[Part of a data file]
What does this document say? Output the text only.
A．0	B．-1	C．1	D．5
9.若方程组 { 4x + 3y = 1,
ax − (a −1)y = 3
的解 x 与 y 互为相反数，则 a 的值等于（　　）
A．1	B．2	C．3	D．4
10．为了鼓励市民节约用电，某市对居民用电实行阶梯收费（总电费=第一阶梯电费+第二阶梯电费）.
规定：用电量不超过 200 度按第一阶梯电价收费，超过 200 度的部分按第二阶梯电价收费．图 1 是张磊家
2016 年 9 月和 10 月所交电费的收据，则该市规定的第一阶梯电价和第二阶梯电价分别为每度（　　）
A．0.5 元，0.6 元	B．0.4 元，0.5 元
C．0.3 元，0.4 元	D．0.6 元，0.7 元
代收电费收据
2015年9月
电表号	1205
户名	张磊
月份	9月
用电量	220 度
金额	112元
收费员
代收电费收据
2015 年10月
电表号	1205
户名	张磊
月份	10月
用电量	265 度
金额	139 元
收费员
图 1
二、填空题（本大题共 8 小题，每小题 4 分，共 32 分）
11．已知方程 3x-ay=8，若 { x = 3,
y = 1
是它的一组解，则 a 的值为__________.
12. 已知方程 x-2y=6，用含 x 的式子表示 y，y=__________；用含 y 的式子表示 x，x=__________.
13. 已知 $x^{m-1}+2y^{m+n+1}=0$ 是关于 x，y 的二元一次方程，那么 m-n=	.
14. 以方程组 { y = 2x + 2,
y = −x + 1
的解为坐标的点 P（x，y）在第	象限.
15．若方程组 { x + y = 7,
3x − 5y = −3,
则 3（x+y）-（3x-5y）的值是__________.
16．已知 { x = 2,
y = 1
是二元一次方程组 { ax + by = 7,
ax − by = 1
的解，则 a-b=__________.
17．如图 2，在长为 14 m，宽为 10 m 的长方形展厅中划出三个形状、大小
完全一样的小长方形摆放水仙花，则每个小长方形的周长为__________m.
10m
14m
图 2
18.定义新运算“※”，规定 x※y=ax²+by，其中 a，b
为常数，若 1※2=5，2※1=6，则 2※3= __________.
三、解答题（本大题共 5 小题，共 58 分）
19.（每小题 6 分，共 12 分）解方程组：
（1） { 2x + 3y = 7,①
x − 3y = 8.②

[What to produce] From the data, pick out every line that includes "本大题共".

[Output below]
二、填空题（本大题共 8 小题，每小题 4 分，共 32 分）
三、解答题（本大题共 5 小题，共 58 分）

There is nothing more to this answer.